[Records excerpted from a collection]
------------------------------

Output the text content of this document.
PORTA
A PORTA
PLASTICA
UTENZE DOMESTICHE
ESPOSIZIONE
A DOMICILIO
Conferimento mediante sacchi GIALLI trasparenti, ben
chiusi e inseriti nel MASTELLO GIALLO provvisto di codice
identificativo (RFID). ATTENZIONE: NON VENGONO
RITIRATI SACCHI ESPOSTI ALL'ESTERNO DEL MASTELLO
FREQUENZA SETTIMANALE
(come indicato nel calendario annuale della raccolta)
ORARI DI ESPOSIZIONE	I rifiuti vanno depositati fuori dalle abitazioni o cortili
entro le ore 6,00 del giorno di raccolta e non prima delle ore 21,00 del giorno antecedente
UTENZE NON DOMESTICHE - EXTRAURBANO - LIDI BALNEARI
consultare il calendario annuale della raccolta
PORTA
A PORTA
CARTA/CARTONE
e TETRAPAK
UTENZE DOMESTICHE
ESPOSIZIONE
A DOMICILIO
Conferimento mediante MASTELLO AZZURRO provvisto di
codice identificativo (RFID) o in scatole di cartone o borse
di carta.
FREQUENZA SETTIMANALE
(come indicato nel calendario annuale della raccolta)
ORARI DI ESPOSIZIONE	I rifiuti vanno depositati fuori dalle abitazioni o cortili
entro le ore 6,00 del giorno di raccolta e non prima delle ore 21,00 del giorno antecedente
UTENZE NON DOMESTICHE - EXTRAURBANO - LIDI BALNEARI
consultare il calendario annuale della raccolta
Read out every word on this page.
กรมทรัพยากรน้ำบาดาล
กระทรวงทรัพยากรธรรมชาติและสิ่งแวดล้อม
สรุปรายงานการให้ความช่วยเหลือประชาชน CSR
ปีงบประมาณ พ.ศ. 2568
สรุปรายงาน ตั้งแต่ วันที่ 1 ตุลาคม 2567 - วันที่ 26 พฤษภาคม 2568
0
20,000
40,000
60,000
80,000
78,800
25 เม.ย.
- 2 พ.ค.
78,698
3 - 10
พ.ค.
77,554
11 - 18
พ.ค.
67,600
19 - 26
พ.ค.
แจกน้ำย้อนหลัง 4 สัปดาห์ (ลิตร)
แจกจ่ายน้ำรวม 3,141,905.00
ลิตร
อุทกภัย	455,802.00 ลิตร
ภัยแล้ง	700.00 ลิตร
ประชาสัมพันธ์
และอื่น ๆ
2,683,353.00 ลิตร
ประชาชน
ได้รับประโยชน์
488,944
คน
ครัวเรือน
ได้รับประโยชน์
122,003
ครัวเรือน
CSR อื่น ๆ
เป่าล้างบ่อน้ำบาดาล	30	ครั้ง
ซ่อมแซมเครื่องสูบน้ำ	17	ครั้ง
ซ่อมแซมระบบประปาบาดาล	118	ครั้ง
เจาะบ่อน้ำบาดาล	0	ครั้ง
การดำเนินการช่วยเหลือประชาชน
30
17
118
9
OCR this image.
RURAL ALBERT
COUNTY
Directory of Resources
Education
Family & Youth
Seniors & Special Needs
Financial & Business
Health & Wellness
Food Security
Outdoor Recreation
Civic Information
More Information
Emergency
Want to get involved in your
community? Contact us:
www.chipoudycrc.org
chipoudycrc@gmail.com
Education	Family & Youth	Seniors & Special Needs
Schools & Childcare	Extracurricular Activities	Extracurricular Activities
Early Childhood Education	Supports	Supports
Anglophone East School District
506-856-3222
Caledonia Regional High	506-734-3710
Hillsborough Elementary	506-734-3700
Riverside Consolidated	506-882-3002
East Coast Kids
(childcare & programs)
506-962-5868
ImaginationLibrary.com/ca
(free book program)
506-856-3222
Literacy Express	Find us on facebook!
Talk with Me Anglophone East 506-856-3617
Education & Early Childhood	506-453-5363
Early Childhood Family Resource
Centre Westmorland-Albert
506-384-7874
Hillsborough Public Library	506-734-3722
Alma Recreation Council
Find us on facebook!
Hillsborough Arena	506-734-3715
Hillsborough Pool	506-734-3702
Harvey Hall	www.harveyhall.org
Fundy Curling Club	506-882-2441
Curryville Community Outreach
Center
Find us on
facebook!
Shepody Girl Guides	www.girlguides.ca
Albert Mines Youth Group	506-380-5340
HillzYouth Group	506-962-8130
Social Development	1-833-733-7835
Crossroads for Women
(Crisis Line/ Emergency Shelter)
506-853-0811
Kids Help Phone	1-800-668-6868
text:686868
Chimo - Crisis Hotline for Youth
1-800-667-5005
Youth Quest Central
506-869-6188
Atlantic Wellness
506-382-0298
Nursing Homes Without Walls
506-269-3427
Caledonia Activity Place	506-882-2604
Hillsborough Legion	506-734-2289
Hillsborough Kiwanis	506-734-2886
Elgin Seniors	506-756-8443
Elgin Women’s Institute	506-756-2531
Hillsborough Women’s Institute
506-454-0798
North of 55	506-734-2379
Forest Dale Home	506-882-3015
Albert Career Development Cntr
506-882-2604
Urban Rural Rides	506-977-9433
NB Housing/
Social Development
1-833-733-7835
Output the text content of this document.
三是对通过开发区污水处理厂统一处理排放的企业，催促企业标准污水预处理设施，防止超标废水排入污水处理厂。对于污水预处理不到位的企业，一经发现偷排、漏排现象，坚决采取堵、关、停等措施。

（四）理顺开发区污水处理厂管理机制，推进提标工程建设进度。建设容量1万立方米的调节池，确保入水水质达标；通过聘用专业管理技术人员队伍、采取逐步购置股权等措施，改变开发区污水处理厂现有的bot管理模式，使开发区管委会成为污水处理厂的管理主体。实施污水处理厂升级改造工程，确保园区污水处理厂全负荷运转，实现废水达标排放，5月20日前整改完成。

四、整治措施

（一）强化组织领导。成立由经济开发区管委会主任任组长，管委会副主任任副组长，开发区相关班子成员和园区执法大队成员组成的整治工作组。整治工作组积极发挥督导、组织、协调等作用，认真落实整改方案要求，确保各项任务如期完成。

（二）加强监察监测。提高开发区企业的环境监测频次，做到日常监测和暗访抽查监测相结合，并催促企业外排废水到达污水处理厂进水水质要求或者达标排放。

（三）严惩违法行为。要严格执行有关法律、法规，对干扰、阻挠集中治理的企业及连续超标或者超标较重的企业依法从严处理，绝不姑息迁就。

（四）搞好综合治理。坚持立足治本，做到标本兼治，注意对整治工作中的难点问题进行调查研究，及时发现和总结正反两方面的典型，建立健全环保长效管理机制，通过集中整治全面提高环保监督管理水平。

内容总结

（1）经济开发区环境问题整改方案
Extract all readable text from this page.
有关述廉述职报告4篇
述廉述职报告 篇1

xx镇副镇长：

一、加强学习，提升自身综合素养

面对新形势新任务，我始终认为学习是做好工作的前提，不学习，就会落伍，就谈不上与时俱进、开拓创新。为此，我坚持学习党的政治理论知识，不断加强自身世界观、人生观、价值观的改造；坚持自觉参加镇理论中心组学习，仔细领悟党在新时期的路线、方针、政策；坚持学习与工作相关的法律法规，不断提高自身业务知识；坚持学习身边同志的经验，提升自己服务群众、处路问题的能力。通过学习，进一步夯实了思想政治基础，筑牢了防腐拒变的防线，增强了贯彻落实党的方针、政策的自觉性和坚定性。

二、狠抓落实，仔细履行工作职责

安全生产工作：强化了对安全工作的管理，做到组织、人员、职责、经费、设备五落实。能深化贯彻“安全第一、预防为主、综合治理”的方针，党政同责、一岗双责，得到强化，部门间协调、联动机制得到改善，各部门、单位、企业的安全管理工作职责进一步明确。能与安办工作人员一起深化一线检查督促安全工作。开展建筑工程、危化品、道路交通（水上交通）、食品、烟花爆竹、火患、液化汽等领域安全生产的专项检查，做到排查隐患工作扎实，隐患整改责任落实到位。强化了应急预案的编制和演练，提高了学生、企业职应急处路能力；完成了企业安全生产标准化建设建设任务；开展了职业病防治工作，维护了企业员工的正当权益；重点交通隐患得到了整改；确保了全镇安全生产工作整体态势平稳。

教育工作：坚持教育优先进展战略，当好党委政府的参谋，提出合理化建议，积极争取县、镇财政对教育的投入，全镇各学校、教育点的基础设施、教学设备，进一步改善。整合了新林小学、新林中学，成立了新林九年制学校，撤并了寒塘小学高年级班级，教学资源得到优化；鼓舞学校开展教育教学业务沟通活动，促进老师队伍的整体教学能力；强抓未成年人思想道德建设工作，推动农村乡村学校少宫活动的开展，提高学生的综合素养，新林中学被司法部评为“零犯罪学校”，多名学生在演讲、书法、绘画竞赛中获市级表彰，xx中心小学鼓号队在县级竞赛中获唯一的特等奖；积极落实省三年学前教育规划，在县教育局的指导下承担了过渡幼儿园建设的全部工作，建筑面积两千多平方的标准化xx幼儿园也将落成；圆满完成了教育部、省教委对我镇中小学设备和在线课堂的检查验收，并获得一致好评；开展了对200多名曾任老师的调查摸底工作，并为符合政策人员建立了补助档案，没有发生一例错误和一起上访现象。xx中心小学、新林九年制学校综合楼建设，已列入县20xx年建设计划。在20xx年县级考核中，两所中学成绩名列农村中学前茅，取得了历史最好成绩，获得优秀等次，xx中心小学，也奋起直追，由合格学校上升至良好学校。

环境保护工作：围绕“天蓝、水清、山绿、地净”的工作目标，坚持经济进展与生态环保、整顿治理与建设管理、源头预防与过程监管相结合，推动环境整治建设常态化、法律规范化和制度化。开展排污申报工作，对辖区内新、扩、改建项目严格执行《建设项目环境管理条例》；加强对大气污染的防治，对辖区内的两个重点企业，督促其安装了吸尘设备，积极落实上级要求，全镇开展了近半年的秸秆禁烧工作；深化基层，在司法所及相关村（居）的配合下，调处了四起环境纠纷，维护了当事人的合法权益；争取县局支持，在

------------------------------

**SHORT EXERCISE**
Scan the material above for the string "Seniors" and report each line where you find it.

**WRITTEN ANSWER**
Seniors & Special Needs
Education	Family & Youth	Seniors & Special Needs
Elgin Seniors	506-756-8443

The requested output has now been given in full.